Extracted records
# # # #

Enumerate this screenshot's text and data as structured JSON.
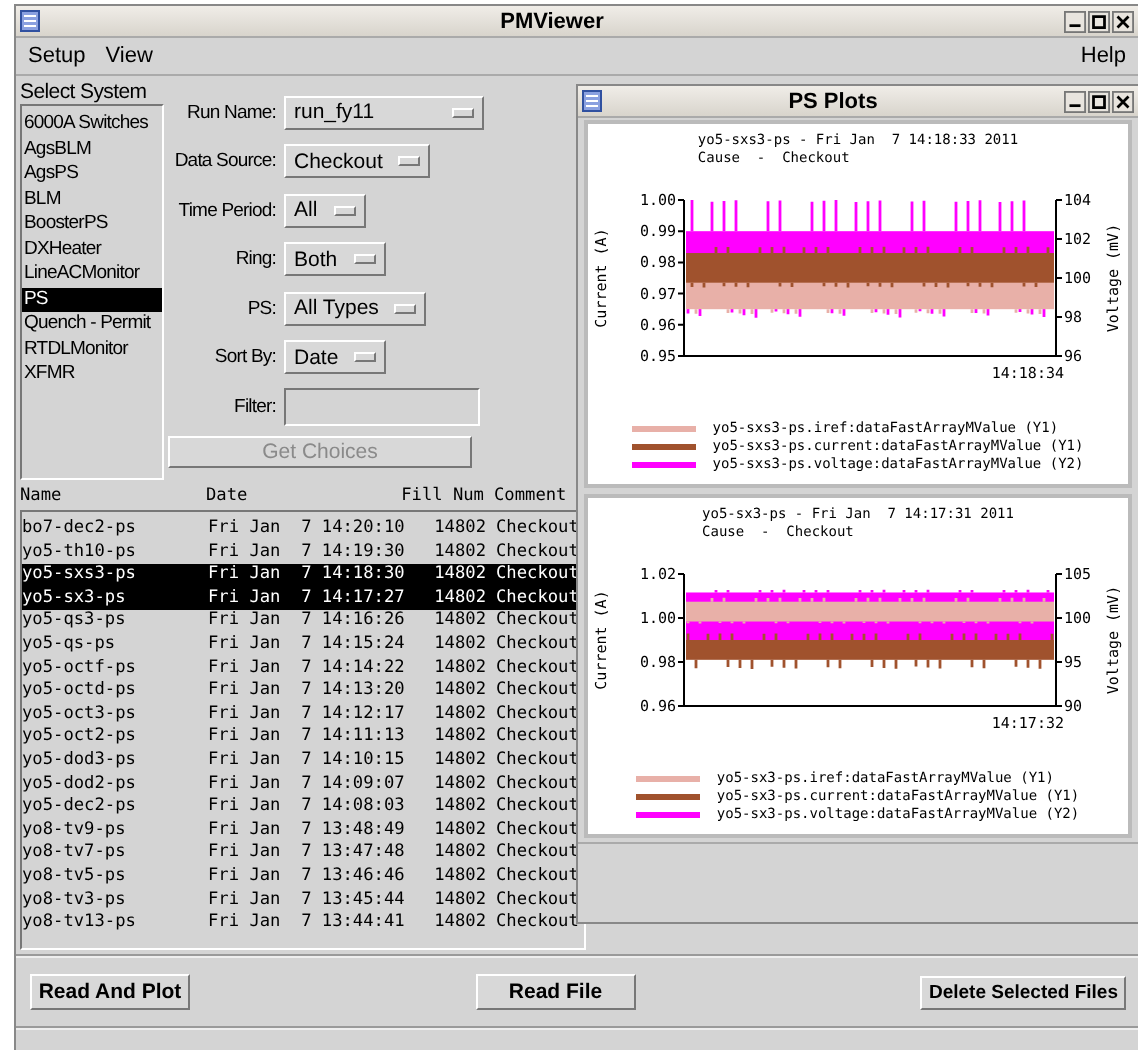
{
  "window": {
    "title": "PMViewer"
  },
  "menus": [
    "Setup",
    "View"
  ],
  "help_menu": "Help",
  "system_list": {
    "title": "Select System",
    "items": [
      {
        "label": "6000A Switches",
        "selected": false
      },
      {
        "label": "AgsBLM",
        "selected": false
      },
      {
        "label": "AgsPS",
        "selected": false
      },
      {
        "label": "BLM",
        "selected": false
      },
      {
        "label": "BoosterPS",
        "selected": false
      },
      {
        "label": "DXHeater",
        "selected": false
      },
      {
        "label": "LineACMonitor",
        "selected": false
      },
      {
        "label": "PS",
        "selected": true
      },
      {
        "label": "Quench - Permit",
        "selected": false
      },
      {
        "label": "RTDLMonitor",
        "selected": false
      },
      {
        "label": "XFMR",
        "selected": false
      }
    ]
  },
  "form": {
    "fields": [
      {
        "label": "Run Name:",
        "kind": "dropdown",
        "value": "run_fy11"
      },
      {
        "label": "Data Source:",
        "kind": "dropdown",
        "value": "Checkout"
      },
      {
        "label": "Time Period:",
        "kind": "dropdown",
        "value": "All"
      },
      {
        "label": "Ring:",
        "kind": "dropdown",
        "value": "Both"
      },
      {
        "label": "PS:",
        "kind": "dropdown",
        "value": "All Types"
      },
      {
        "label": "Sort By:",
        "kind": "dropdown",
        "value": "Date"
      },
      {
        "label": "Filter:",
        "kind": "text"
      }
    ],
    "get_choices_button": {
      "label": "Get Choices",
      "disabled": true
    }
  },
  "table": {
    "columns": [
      "Name",
      "Date",
      "Fill Num",
      "Comment"
    ],
    "rows": [
      {
        "cells": [
          "bo7-dec2-ps",
          "Fri Jan  7 14:20:10",
          "14802",
          "Checkout"
        ],
        "selected": false
      },
      {
        "cells": [
          "yo5-th10-ps",
          "Fri Jan  7 14:19:30",
          "14802",
          "Checkout"
        ],
        "selected": false
      },
      {
        "cells": [
          "yo5-sxs3-ps",
          "Fri Jan  7 14:18:30",
          "14802",
          "Checkout"
        ],
        "selected": true
      },
      {
        "cells": [
          "yo5-sx3-ps",
          "Fri Jan  7 14:17:27",
          "14802",
          "Checkout"
        ],
        "selected": true
      },
      {
        "cells": [
          "yo5-qs3-ps",
          "Fri Jan  7 14:16:26",
          "14802",
          "Checkout"
        ],
        "selected": false
      },
      {
        "cells": [
          "yo5-qs-ps",
          "Fri Jan  7 14:15:24",
          "14802",
          "Checkout"
        ],
        "selected": false
      },
      {
        "cells": [
          "yo5-octf-ps",
          "Fri Jan  7 14:14:22",
          "14802",
          "Checkout"
        ],
        "selected": false
      },
      {
        "cells": [
          "yo5-octd-ps",
          "Fri Jan  7 14:13:20",
          "14802",
          "Checkout"
        ],
        "selected": false
      },
      {
        "cells": [
          "yo5-oct3-ps",
          "Fri Jan  7 14:12:17",
          "14802",
          "Checkout"
        ],
        "selected": false
      },
      {
        "cells": [
          "yo5-oct2-ps",
          "Fri Jan  7 14:11:13",
          "14802",
          "Checkout"
        ],
        "selected": false
      },
      {
        "cells": [
          "yo5-dod3-ps",
          "Fri Jan  7 14:10:15",
          "14802",
          "Checkout"
        ],
        "selected": false
      },
      {
        "cells": [
          "yo5-dod2-ps",
          "Fri Jan  7 14:09:07",
          "14802",
          "Checkout"
        ],
        "selected": false
      },
      {
        "cells": [
          "yo5-dec2-ps",
          "Fri Jan  7 14:08:03",
          "14802",
          "Checkout"
        ],
        "selected": false
      },
      {
        "cells": [
          "yo8-tv9-ps",
          "Fri Jan  7 13:48:49",
          "14802",
          "Checkout"
        ],
        "selected": false
      },
      {
        "cells": [
          "yo8-tv7-ps",
          "Fri Jan  7 13:47:48",
          "14802",
          "Checkout"
        ],
        "selected": false
      },
      {
        "cells": [
          "yo8-tv5-ps",
          "Fri Jan  7 13:46:46",
          "14802",
          "Checkout"
        ],
        "selected": false
      },
      {
        "cells": [
          "yo8-tv3-ps",
          "Fri Jan  7 13:45:44",
          "14802",
          "Checkout"
        ],
        "selected": false
      },
      {
        "cells": [
          "yo8-tv13-ps",
          "Fri Jan  7 13:44:41",
          "14802",
          "Checkout"
        ],
        "selected": false
      }
    ]
  },
  "buttons": [
    "Read And Plot",
    "Read File",
    "Delete Selected Files"
  ],
  "plot_window": {
    "title": "PS Plots",
    "plots": [
      {
        "title_lines": [
          "yo5-sxs3-ps - Fri Jan  7 14:18:33 2011",
          "Cause  -  Checkout"
        ],
        "left_axis_label": "Current (A)",
        "right_axis_label": "Voltage (mV)",
        "left_ticks": [
          "1.00",
          "0.99",
          "0.98",
          "0.97",
          "0.96",
          "0.95"
        ],
        "right_ticks": [
          "104",
          "102",
          "100",
          "98",
          "96"
        ],
        "x_tick": "14:18:34",
        "legend": [
          {
            "label": "yo5-sxs3-ps.iref:dataFastArrayMValue (Y1)",
            "color": "#e8b0a8"
          },
          {
            "label": "yo5-sxs3-ps.current:dataFastArrayMValue (Y1)",
            "color": "#a0522d"
          },
          {
            "label": "yo5-sxs3-ps.voltage:dataFastArrayMValue (Y2)",
            "color": "#ff00ff"
          }
        ]
      },
      {
        "title_lines": [
          "yo5-sx3-ps - Fri Jan  7 14:17:31 2011",
          "Cause  -  Checkout"
        ],
        "left_axis_label": "Current (A)",
        "right_axis_label": "Voltage (mV)",
        "left_ticks": [
          "1.02",
          "1.00",
          "0.98",
          "0.96"
        ],
        "right_ticks": [
          "105",
          "100",
          "95",
          "90"
        ],
        "x_tick": "14:17:32",
        "legend": [
          {
            "label": "yo5-sx3-ps.iref:dataFastArrayMValue (Y1)",
            "color": "#e8b0a8"
          },
          {
            "label": "yo5-sx3-ps.current:dataFastArrayMValue (Y1)",
            "color": "#a0522d"
          },
          {
            "label": "yo5-sx3-ps.voltage:dataFastArrayMValue (Y2)",
            "color": "#ff00ff"
          }
        ]
      }
    ]
  }
}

# # # #

Problem description -> All of the lines above should be printed exactly, minus the pictures.

Exercise output ->
Enumerate this screenshot's text and data as structured JSON.
{
  "window": {
    "title": "PMViewer"
  },
  "menus": [
    "Setup",
    "View"
  ],
  "help_menu": "Help",
  "system_list": {
    "title": "Select System",
    "items": [
      {
        "label": "6000A Switches",
        "selected": false
      },
      {
        "label": "AgsBLM",
        "selected": false
      },
      {
        "label": "AgsPS",
        "selected": false
      },
      {
        "label": "BLM",
        "selected": false
      },
      {
        "label": "BoosterPS",
        "selected": false
      },
      {
        "label": "DXHeater",
        "selected": false
      },
      {
        "label": "LineACMonitor",
        "selected": false
      },
      {
        "label": "PS",
        "selected": true
      },
      {
        "label": "Quench - Permit",
        "selected": false
      },
      {
        "label": "RTDLMonitor",
        "selected": false
      },
      {
        "label": "XFMR",
        "selected": false
      }
    ]
  },
  "form": {
    "fields": [
      {
        "label": "Run Name:",
        "kind": "dropdown",
        "value": "run_fy11"
      },
      {
        "label": "Data Source:",
        "kind": "dropdown",
        "value": "Checkout"
      },
      {
        "label": "Time Period:",
        "kind": "dropdown",
        "value": "All"
      },
      {
        "label": "Ring:",
        "kind": "dropdown",
        "value": "Both"
      },
      {
        "label": "PS:",
        "kind": "dropdown",
        "value": "All Types"
      },
      {
        "label": "Sort By:",
        "kind": "dropdown",
        "value": "Date"
      },
      {
        "label": "Filter:",
        "kind": "text"
      }
    ],
    "get_choices_button": {
      "label": "Get Choices",
      "disabled": true
    }
  },
  "table": {
    "columns": [
      "Name",
      "Date",
      "Fill Num",
      "Comment"
    ],
    "rows": [
      {
        "cells": [
          "bo7-dec2-ps",
          "Fri Jan  7 14:20:10",
          "14802",
          "Checkout"
        ],
        "selected": false
      },
      {
        "cells": [
          "yo5-th10-ps",
          "Fri Jan  7 14:19:30",
          "14802",
          "Checkout"
        ],
        "selected": false
      },
      {
        "cells": [
          "yo5-sxs3-ps",
          "Fri Jan  7 14:18:30",
          "14802",
          "Checkout"
        ],
        "selected": true
      },
      {
        "cells": [
          "yo5-sx3-ps",
          "Fri Jan  7 14:17:27",
          "14802",
          "Checkout"
        ],
        "selected": true
      },
      {
        "cells": [
          "yo5-qs3-ps",
          "Fri Jan  7 14:16:26",
          "14802",
          "Checkout"
        ],
        "selected": false
      },
      {
        "cells": [
          "yo5-qs-ps",
          "Fri Jan  7 14:15:24",
          "14802",
          "Checkout"
        ],
        "selected": false
      },
      {
        "cells": [
          "yo5-octf-ps",
          "Fri Jan  7 14:14:22",
          "14802",
          "Checkout"
        ],
        "selected": false
      },
      {
        "cells": [
          "yo5-octd-ps",
          "Fri Jan  7 14:13:20",
          "14802",
          "Checkout"
        ],
        "selected": false
      },
      {
        "cells": [
          "yo5-oct3-ps",
          "Fri Jan  7 14:12:17",
          "14802",
          "Checkout"
        ],
        "selected": false
      },
      {
        "cells": [
          "yo5-oct2-ps",
          "Fri Jan  7 14:11:13",
          "14802",
          "Checkout"
        ],
        "selected": false
      },
      {
        "cells": [
          "yo5-dod3-ps",
          "Fri Jan  7 14:10:15",
          "14802",
          "Checkout"
        ],
        "selected": false
      },
      {
        "cells": [
          "yo5-dod2-ps",
          "Fri Jan  7 14:09:07",
          "14802",
          "Checkout"
        ],
        "selected": false
      },
      {
        "cells": [
          "yo5-dec2-ps",
          "Fri Jan  7 14:08:03",
          "14802",
          "Checkout"
        ],
        "selected": false
      },
      {
        "cells": [
          "yo8-tv9-ps",
          "Fri Jan  7 13:48:49",
          "14802",
          "Checkout"
        ],
        "selected": false
      },
      {
        "cells": [
          "yo8-tv7-ps",
          "Fri Jan  7 13:47:48",
          "14802",
          "Checkout"
        ],
        "selected": false
      },
      {
        "cells": [
          "yo8-tv5-ps",
          "Fri Jan  7 13:46:46",
          "14802",
          "Checkout"
        ],
        "selected": false
      },
      {
        "cells": [
          "yo8-tv3-ps",
          "Fri Jan  7 13:45:44",
          "14802",
          "Checkout"
        ],
        "selected": false
      },
      {
        "cells": [
          "yo8-tv13-ps",
          "Fri Jan  7 13:44:41",
          "14802",
          "Checkout"
        ],
        "selected": false
      }
    ]
  },
  "buttons": [
    "Read And Plot",
    "Read File",
    "Delete Selected Files"
  ],
  "plot_window": {
    "title": "PS Plots",
    "plots": [
      {
        "title_lines": [
          "yo5-sxs3-ps - Fri Jan  7 14:18:33 2011",
          "Cause  -  Checkout"
        ],
        "left_axis_label": "Current (A)",
        "right_axis_label": "Voltage (mV)",
        "left_ticks": [
          "1.00",
          "0.99",
          "0.98",
          "0.97",
          "0.96",
          "0.95"
        ],
        "right_ticks": [
          "104",
          "102",
          "100",
          "98",
          "96"
        ],
        "x_tick": "14:18:34",
        "legend": [
          {
            "label": "yo5-sxs3-ps.iref:dataFastArrayMValue (Y1)",
            "color": "#e8b0a8"
          },
          {
            "label": "yo5-sxs3-ps.current:dataFastArrayMValue (Y1)",
            "color": "#a0522d"
          },
          {
            "label": "yo5-sxs3-ps.voltage:dataFastArrayMValue (Y2)",
            "color": "#ff00ff"
          }
        ]
      },
      {
        "title_lines": [
          "yo5-sx3-ps - Fri Jan  7 14:17:31 2011",
          "Cause  -  Checkout"
        ],
        "left_axis_label": "Current (A)",
        "right_axis_label": "Voltage (mV)",
        "left_ticks": [
          "1.02",
          "1.00",
          "0.98",
          "0.96"
        ],
        "right_ticks": [
          "105",
          "100",
          "95",
          "90"
        ],
        "x_tick": "14:17:32",
        "legend": [
          {
            "label": "yo5-sx3-ps.iref:dataFastArrayMValue (Y1)",
            "color": "#e8b0a8"
          },
          {
            "label": "yo5-sx3-ps.current:dataFastArrayMValue (Y1)",
            "color": "#a0522d"
          },
          {
            "label": "yo5-sx3-ps.voltage:dataFastArrayMValue (Y2)",
            "color": "#ff00ff"
          }
        ]
      }
    ]
  }
}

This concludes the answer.